- EXERCISE PROMPT
Look through the data below. Collect every line where the word "color" occurs.

- DATA FOR THIS TASK
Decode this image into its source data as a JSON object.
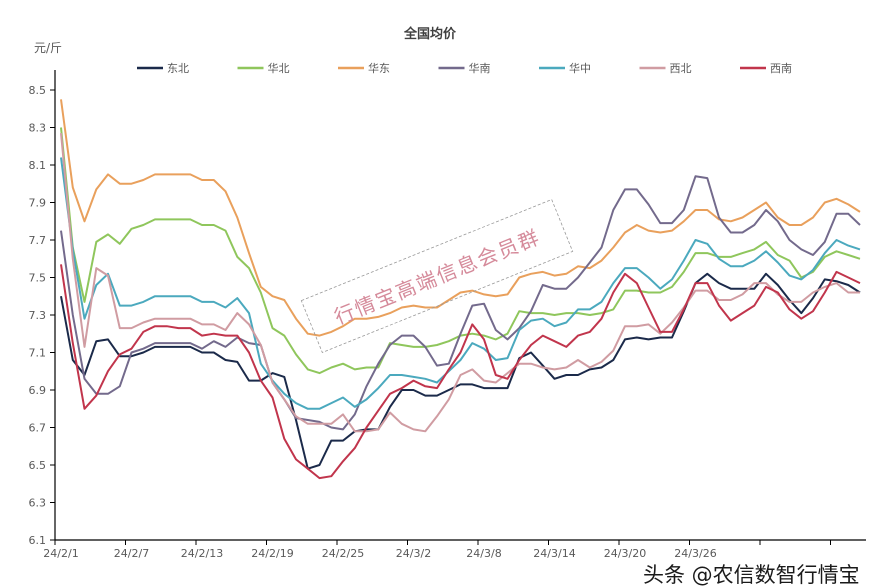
{
  "chart_data": {
    "type": "line",
    "title": "全国均价",
    "ylabel": "元/斤",
    "xlabel": "",
    "ylim": [
      6.1,
      8.5
    ],
    "yticks": [
      6.1,
      6.3,
      6.5,
      6.7,
      6.9,
      7.1,
      7.3,
      7.5,
      7.7,
      7.9,
      8.1,
      8.3,
      8.5
    ],
    "xtick_labels": [
      "24/2/1",
      "24/2/7",
      "24/2/13",
      "24/2/19",
      "24/2/25",
      "24/3/2",
      "24/3/8",
      "24/3/14",
      "24/3/20",
      "24/3/26"
    ],
    "xtick_every": 6,
    "points": 69,
    "grid": false,
    "legend_position": "top",
    "series": [
      {
        "name": "东北",
        "color": "#1b2a4a",
        "values": [
          7.4,
          7.06,
          6.98,
          7.16,
          7.17,
          7.08,
          7.08,
          7.1,
          7.13,
          7.13,
          7.13,
          7.13,
          7.1,
          7.1,
          7.06,
          7.05,
          6.95,
          6.95,
          6.99,
          6.97,
          6.74,
          6.48,
          6.5,
          6.63,
          6.63,
          6.68,
          6.69,
          6.69,
          6.81,
          6.9,
          6.9,
          6.87,
          6.87,
          6.9,
          6.93,
          6.93,
          6.91,
          6.91,
          6.91,
          7.07,
          7.1,
          7.03,
          6.96,
          6.98,
          6.98,
          7.01,
          7.02,
          7.06,
          7.17,
          7.18,
          7.17,
          7.18,
          7.18,
          7.32,
          7.47,
          7.52,
          7.47,
          7.44,
          7.44,
          7.44,
          7.52,
          7.46,
          7.38,
          7.31,
          7.39,
          7.49,
          7.48,
          7.46,
          7.42
        ]
      },
      {
        "name": "华北",
        "color": "#8fc65c",
        "values": [
          8.3,
          7.66,
          7.37,
          7.69,
          7.73,
          7.68,
          7.76,
          7.78,
          7.81,
          7.81,
          7.81,
          7.81,
          7.78,
          7.78,
          7.75,
          7.61,
          7.55,
          7.42,
          7.23,
          7.19,
          7.09,
          7.01,
          6.99,
          7.02,
          7.04,
          7.01,
          7.02,
          7.02,
          7.15,
          7.14,
          7.13,
          7.13,
          7.14,
          7.16,
          7.19,
          7.2,
          7.19,
          7.17,
          7.2,
          7.32,
          7.31,
          7.31,
          7.3,
          7.31,
          7.31,
          7.3,
          7.31,
          7.33,
          7.43,
          7.43,
          7.42,
          7.42,
          7.45,
          7.53,
          7.63,
          7.63,
          7.61,
          7.61,
          7.63,
          7.65,
          7.69,
          7.62,
          7.59,
          7.5,
          7.53,
          7.61,
          7.64,
          7.62,
          7.6
        ]
      },
      {
        "name": "华东",
        "color": "#e9a05c",
        "values": [
          8.45,
          7.98,
          7.8,
          7.97,
          8.05,
          8.0,
          8.0,
          8.02,
          8.05,
          8.05,
          8.05,
          8.05,
          8.02,
          8.02,
          7.96,
          7.82,
          7.63,
          7.45,
          7.4,
          7.38,
          7.28,
          7.2,
          7.19,
          7.21,
          7.24,
          7.28,
          7.28,
          7.29,
          7.31,
          7.34,
          7.35,
          7.34,
          7.34,
          7.38,
          7.42,
          7.43,
          7.41,
          7.4,
          7.41,
          7.5,
          7.52,
          7.53,
          7.51,
          7.52,
          7.56,
          7.55,
          7.59,
          7.66,
          7.74,
          7.78,
          7.75,
          7.74,
          7.75,
          7.8,
          7.86,
          7.86,
          7.81,
          7.8,
          7.82,
          7.86,
          7.9,
          7.82,
          7.78,
          7.78,
          7.82,
          7.9,
          7.92,
          7.89,
          7.85
        ]
      },
      {
        "name": "华南",
        "color": "#736a8c",
        "values": [
          7.75,
          7.3,
          6.96,
          6.88,
          6.88,
          6.92,
          7.1,
          7.12,
          7.15,
          7.15,
          7.15,
          7.15,
          7.12,
          7.16,
          7.13,
          7.18,
          7.15,
          7.14,
          6.94,
          6.85,
          6.75,
          6.74,
          6.73,
          6.7,
          6.69,
          6.77,
          6.92,
          7.04,
          7.14,
          7.19,
          7.19,
          7.13,
          7.03,
          7.04,
          7.2,
          7.35,
          7.36,
          7.22,
          7.17,
          7.23,
          7.32,
          7.46,
          7.44,
          7.44,
          7.5,
          7.58,
          7.66,
          7.86,
          7.97,
          7.97,
          7.89,
          7.79,
          7.79,
          7.86,
          8.04,
          8.03,
          7.82,
          7.74,
          7.74,
          7.78,
          7.86,
          7.8,
          7.7,
          7.65,
          7.62,
          7.69,
          7.84,
          7.84,
          7.78
        ]
      },
      {
        "name": "华中",
        "color": "#4ba9be",
        "values": [
          8.14,
          7.65,
          7.28,
          7.46,
          7.52,
          7.35,
          7.35,
          7.37,
          7.4,
          7.4,
          7.4,
          7.4,
          7.37,
          7.37,
          7.34,
          7.39,
          7.31,
          7.04,
          6.95,
          6.88,
          6.83,
          6.8,
          6.8,
          6.83,
          6.86,
          6.81,
          6.85,
          6.91,
          6.98,
          6.98,
          6.97,
          6.96,
          6.94,
          7.0,
          7.06,
          7.15,
          7.12,
          7.06,
          7.07,
          7.22,
          7.27,
          7.28,
          7.24,
          7.26,
          7.33,
          7.33,
          7.37,
          7.47,
          7.55,
          7.55,
          7.5,
          7.44,
          7.49,
          7.59,
          7.7,
          7.68,
          7.6,
          7.56,
          7.56,
          7.59,
          7.64,
          7.58,
          7.51,
          7.49,
          7.54,
          7.63,
          7.7,
          7.67,
          7.65
        ]
      },
      {
        "name": "西北",
        "color": "#d09ca2",
        "values": [
          8.27,
          7.6,
          7.13,
          7.55,
          7.51,
          7.23,
          7.23,
          7.26,
          7.28,
          7.28,
          7.28,
          7.28,
          7.25,
          7.25,
          7.22,
          7.31,
          7.25,
          7.14,
          6.94,
          6.85,
          6.76,
          6.72,
          6.72,
          6.72,
          6.77,
          6.68,
          6.68,
          6.69,
          6.78,
          6.72,
          6.69,
          6.68,
          6.76,
          6.85,
          6.98,
          7.01,
          6.95,
          6.94,
          6.99,
          7.04,
          7.04,
          7.02,
          7.01,
          7.02,
          7.06,
          7.02,
          7.05,
          7.11,
          7.24,
          7.24,
          7.25,
          7.2,
          7.26,
          7.34,
          7.43,
          7.43,
          7.38,
          7.38,
          7.41,
          7.47,
          7.47,
          7.41,
          7.37,
          7.37,
          7.42,
          7.45,
          7.47,
          7.42,
          7.42
        ]
      },
      {
        "name": "西南",
        "color": "#c1354c",
        "values": [
          7.57,
          7.15,
          6.8,
          6.87,
          7.0,
          7.09,
          7.12,
          7.21,
          7.24,
          7.24,
          7.23,
          7.23,
          7.19,
          7.2,
          7.19,
          7.19,
          7.1,
          6.95,
          6.86,
          6.64,
          6.53,
          6.48,
          6.43,
          6.44,
          6.52,
          6.59,
          6.7,
          6.79,
          6.88,
          6.91,
          6.95,
          6.92,
          6.91,
          7.01,
          7.1,
          7.25,
          7.17,
          6.98,
          6.96,
          7.06,
          7.14,
          7.19,
          7.16,
          7.13,
          7.19,
          7.21,
          7.28,
          7.42,
          7.52,
          7.47,
          7.34,
          7.21,
          7.21,
          7.33,
          7.47,
          7.47,
          7.35,
          7.27,
          7.31,
          7.35,
          7.45,
          7.42,
          7.33,
          7.28,
          7.32,
          7.42,
          7.53,
          7.5,
          7.47
        ]
      }
    ]
  },
  "watermarks": {
    "center": "行情宝高端信息会员群",
    "bottom_right": "头条 @农信数智行情宝"
  }
}
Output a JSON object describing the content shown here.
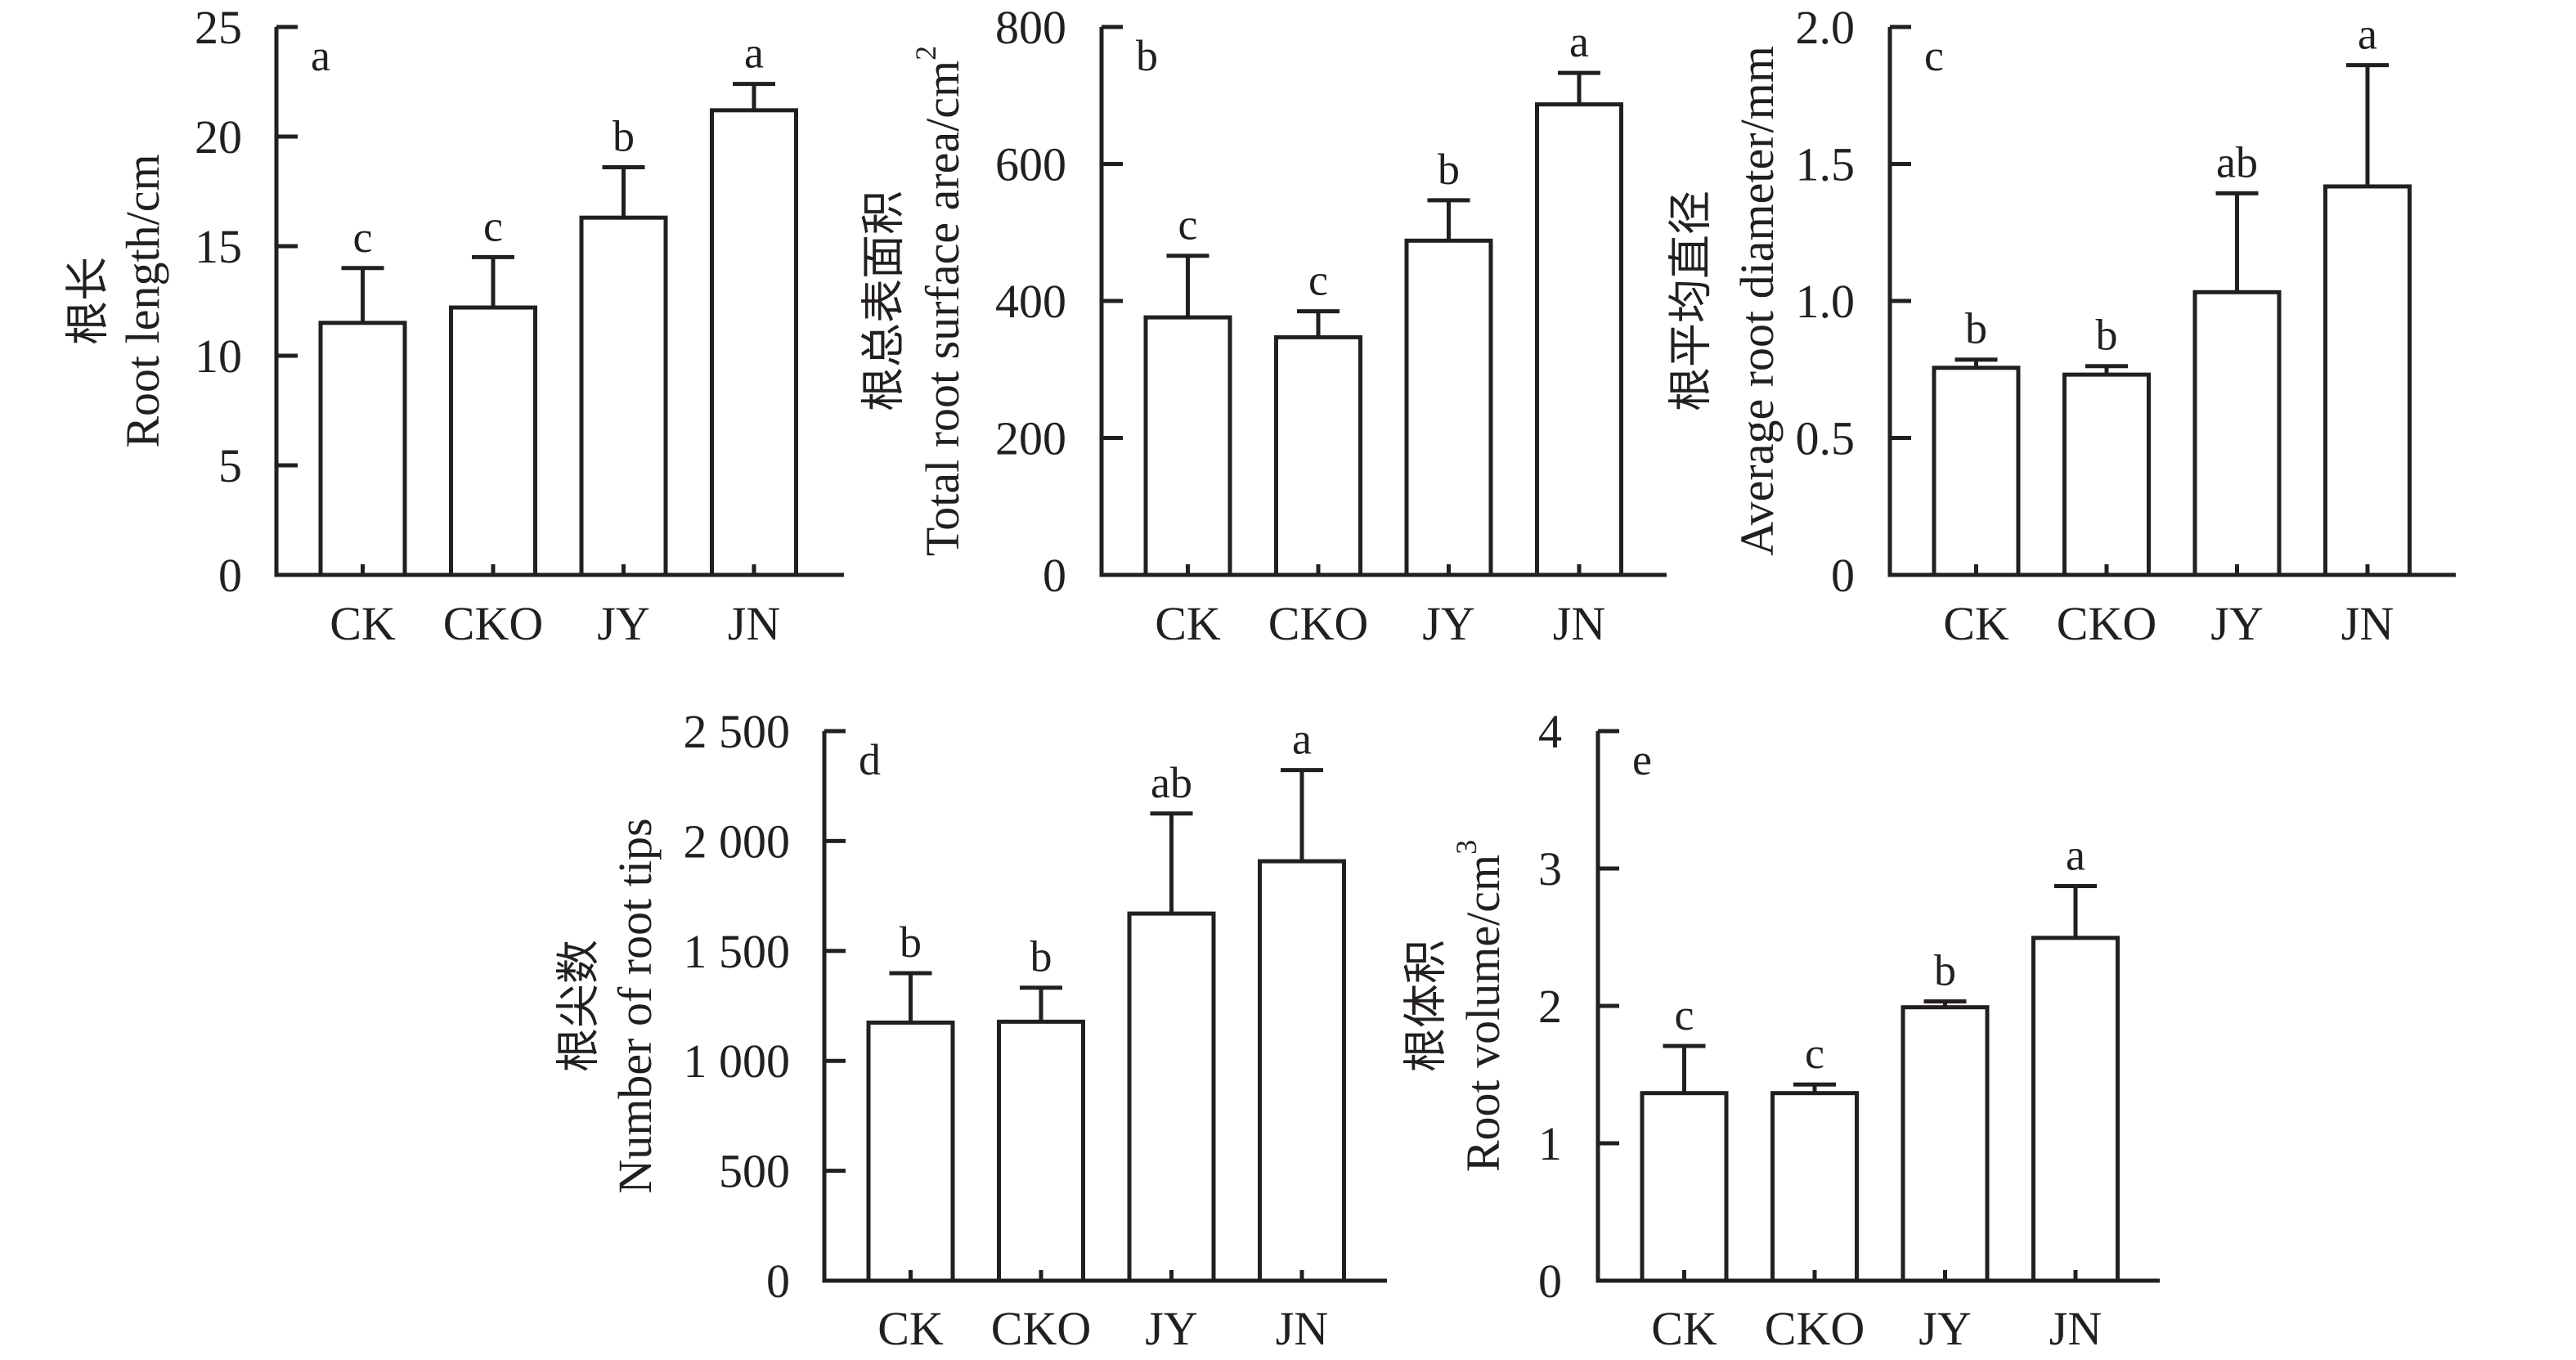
{
  "figure": {
    "categories": [
      "CK",
      "CKO",
      "JY",
      "JN"
    ]
  },
  "chart_data": [
    {
      "type": "bar",
      "panel": "a",
      "title": "",
      "ylabel_cn": "根长",
      "ylabel": "Root length/cm",
      "xlabel": "",
      "categories": [
        "CK",
        "CKO",
        "JY",
        "JN"
      ],
      "values": [
        11.5,
        12.2,
        16.3,
        21.2
      ],
      "error_upper": [
        14.0,
        14.5,
        18.6,
        22.4
      ],
      "significance": [
        "c",
        "c",
        "b",
        "a"
      ],
      "ylim": [
        0,
        25
      ],
      "yticks": [
        0,
        5,
        10,
        15,
        20,
        25
      ],
      "ytick_labels": [
        "0",
        "5",
        "10",
        "15",
        "20",
        "25"
      ],
      "grid": false,
      "legend": "none"
    },
    {
      "type": "bar",
      "panel": "b",
      "title": "",
      "ylabel_cn": "根总表面积",
      "ylabel": "Total root surface area/cm",
      "ylabel_sup": "2",
      "xlabel": "",
      "categories": [
        "CK",
        "CKO",
        "JY",
        "JN"
      ],
      "values": [
        376,
        347,
        488,
        687
      ],
      "error_upper": [
        466,
        385,
        547,
        733
      ],
      "significance": [
        "c",
        "c",
        "b",
        "a"
      ],
      "ylim": [
        0,
        800
      ],
      "yticks": [
        0,
        200,
        400,
        600,
        800
      ],
      "ytick_labels": [
        "0",
        "200",
        "400",
        "600",
        "800"
      ],
      "grid": false,
      "legend": "none"
    },
    {
      "type": "bar",
      "panel": "c",
      "title": "",
      "ylabel_cn": "根平均直径",
      "ylabel": "Average root diameter/mm",
      "xlabel": "",
      "categories": [
        "CK",
        "CKO",
        "JY",
        "JN"
      ],
      "values": [
        0.756,
        0.731,
        1.032,
        1.418
      ],
      "error_upper": [
        0.786,
        0.762,
        1.393,
        1.861
      ],
      "significance": [
        "b",
        "b",
        "ab",
        "a"
      ],
      "ylim": [
        0,
        2.0
      ],
      "yticks": [
        0,
        0.5,
        1.0,
        1.5,
        2.0
      ],
      "ytick_labels": [
        "0",
        "0.5",
        "1.0",
        "1.5",
        "2.0"
      ],
      "grid": false,
      "legend": "none"
    },
    {
      "type": "bar",
      "panel": "d",
      "title": "",
      "ylabel_cn": "根尖数",
      "ylabel": "Number of root tips",
      "xlabel": "",
      "categories": [
        "CK",
        "CKO",
        "JY",
        "JN"
      ],
      "values": [
        1174,
        1178,
        1670,
        1908
      ],
      "error_upper": [
        1399,
        1333,
        2125,
        2323
      ],
      "significance": [
        "b",
        "b",
        "ab",
        "a"
      ],
      "ylim": [
        0,
        2500
      ],
      "yticks": [
        0,
        500,
        1000,
        1500,
        2000,
        2500
      ],
      "ytick_labels": [
        "0",
        "500",
        "1 000",
        "1 500",
        "2 000",
        "2 500"
      ],
      "grid": false,
      "legend": "none"
    },
    {
      "type": "bar",
      "panel": "e",
      "title": "",
      "ylabel_cn": "根体积",
      "ylabel": "Root volume/cm",
      "ylabel_sup": "3",
      "xlabel": "",
      "categories": [
        "CK",
        "CKO",
        "JY",
        "JN"
      ],
      "values": [
        1.365,
        1.365,
        1.99,
        2.495
      ],
      "error_upper": [
        1.708,
        1.428,
        2.033,
        2.872
      ],
      "significance": [
        "c",
        "c",
        "b",
        "a"
      ],
      "ylim": [
        0,
        4
      ],
      "yticks": [
        0,
        1,
        2,
        3,
        4
      ],
      "ytick_labels": [
        "0",
        "1",
        "2",
        "3",
        "4"
      ],
      "grid": false,
      "legend": "none"
    }
  ]
}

- EXERCISE ANSWER
        "color": "#1b2a4a",
        "color": "#8fc65c",
        "color": "#e9a05c",
        "color": "#736a8c",
        "color": "#4ba9be",
        "color": "#d09ca2",
        "color": "#c1354c",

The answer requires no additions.